## Entries
* BEGIN *

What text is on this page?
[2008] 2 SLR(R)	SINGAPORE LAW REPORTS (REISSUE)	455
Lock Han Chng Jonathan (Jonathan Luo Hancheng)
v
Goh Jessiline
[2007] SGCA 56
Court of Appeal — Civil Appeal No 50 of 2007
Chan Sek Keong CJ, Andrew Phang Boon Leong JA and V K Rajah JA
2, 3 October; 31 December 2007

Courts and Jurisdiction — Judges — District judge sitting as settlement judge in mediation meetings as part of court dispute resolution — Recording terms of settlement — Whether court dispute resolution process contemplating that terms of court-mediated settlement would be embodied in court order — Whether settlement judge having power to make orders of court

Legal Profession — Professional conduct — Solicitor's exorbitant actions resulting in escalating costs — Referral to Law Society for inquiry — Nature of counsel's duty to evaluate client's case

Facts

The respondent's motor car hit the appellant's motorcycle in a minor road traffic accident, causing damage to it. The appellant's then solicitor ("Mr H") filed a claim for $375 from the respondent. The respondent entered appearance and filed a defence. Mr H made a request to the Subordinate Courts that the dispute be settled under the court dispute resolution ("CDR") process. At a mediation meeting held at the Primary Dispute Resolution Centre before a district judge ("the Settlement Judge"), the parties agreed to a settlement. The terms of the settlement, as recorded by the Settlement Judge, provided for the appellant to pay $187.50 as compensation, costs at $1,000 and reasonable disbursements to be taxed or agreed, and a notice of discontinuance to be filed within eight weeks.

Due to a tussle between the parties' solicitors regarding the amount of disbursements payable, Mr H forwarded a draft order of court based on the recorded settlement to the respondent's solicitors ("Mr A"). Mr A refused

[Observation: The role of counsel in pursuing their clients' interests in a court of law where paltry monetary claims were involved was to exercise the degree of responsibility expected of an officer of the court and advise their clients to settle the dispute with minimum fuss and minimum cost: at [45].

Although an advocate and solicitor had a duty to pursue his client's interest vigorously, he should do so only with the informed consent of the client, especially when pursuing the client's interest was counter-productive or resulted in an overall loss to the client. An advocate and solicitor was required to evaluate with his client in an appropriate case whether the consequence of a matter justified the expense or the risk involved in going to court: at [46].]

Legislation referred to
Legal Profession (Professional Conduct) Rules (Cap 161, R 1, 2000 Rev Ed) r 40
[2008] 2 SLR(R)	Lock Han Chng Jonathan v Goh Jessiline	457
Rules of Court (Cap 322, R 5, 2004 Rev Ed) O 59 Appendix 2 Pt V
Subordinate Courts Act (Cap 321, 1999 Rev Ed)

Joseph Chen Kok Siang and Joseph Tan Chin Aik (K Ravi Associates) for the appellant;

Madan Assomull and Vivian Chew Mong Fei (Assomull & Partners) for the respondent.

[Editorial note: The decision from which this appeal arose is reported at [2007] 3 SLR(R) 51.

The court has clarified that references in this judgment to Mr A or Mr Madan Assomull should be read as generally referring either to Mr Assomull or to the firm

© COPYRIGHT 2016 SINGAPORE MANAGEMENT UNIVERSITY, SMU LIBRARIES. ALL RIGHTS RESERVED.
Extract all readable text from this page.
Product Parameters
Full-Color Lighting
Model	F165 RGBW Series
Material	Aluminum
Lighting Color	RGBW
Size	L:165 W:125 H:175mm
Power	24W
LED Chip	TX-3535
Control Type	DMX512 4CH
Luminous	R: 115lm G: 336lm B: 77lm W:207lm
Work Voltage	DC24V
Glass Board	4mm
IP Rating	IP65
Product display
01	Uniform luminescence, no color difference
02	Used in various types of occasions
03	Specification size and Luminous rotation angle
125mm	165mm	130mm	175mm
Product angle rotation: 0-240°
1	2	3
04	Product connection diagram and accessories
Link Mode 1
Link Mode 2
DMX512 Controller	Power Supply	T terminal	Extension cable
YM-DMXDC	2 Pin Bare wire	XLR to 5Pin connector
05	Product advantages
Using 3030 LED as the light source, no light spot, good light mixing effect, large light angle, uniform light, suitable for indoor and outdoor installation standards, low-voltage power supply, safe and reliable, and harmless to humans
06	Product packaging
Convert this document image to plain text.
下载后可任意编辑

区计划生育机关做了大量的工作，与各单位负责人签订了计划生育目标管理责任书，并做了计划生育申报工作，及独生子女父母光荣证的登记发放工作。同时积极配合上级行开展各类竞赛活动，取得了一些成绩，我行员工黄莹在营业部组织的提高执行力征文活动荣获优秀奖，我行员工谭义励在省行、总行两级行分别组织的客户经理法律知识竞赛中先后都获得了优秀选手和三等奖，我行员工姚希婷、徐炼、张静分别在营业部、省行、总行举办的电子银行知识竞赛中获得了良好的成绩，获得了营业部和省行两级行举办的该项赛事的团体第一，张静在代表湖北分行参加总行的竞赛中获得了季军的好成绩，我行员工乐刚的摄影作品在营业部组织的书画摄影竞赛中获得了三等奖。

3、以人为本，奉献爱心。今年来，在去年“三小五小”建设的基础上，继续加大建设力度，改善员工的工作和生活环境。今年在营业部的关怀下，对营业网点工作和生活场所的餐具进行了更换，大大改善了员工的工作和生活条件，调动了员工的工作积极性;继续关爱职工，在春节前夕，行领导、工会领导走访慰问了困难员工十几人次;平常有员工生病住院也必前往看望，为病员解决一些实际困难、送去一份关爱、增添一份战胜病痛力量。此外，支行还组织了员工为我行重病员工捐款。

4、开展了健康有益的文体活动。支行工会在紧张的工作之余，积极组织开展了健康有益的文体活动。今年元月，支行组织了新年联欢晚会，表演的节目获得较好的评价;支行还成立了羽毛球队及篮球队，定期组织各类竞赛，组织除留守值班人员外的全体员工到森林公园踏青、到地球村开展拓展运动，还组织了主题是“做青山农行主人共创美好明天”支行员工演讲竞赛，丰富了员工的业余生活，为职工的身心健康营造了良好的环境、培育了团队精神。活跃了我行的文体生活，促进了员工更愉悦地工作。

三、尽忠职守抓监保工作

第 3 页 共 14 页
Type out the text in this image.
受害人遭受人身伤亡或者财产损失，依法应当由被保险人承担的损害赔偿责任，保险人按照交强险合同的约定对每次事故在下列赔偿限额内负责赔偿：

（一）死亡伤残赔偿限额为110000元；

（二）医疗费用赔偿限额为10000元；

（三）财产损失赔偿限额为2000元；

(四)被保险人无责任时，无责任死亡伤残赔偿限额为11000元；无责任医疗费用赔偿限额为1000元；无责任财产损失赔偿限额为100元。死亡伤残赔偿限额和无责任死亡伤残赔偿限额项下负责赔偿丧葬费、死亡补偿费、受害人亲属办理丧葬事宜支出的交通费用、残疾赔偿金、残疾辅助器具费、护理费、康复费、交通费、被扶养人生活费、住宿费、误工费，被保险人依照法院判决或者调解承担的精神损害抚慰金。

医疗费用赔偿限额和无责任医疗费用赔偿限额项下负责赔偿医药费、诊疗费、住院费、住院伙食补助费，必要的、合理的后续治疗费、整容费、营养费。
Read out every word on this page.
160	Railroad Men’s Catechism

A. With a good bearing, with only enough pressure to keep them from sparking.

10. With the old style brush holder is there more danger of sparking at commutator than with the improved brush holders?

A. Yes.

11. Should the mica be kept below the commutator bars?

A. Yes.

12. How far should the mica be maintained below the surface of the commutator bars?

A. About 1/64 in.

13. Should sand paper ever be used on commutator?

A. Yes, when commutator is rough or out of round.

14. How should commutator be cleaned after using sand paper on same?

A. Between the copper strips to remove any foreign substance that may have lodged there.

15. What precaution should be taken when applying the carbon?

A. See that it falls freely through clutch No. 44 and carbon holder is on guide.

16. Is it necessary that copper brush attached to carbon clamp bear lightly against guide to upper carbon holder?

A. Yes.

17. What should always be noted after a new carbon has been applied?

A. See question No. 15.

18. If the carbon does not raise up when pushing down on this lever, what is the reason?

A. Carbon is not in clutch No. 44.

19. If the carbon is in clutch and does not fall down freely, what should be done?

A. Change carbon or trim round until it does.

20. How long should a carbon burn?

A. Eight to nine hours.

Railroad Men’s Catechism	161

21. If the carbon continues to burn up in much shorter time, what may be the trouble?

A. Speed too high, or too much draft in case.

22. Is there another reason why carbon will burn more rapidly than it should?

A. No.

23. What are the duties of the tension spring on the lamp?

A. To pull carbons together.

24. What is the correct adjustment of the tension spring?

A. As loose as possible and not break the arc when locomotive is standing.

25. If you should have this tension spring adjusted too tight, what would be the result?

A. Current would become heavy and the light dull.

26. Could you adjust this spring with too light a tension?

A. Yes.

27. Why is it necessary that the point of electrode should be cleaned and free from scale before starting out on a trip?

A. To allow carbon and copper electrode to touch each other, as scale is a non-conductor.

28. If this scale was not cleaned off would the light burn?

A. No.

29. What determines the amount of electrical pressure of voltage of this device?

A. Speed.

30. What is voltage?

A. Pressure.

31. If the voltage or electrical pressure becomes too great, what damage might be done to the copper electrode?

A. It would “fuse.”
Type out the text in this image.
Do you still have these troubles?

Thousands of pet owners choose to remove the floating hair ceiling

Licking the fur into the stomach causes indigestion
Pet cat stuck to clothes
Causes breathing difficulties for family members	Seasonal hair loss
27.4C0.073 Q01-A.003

* END *

## Written task
Determine how many lines include the word "Catechism" and report that number by itself.

## Response to this exercise
2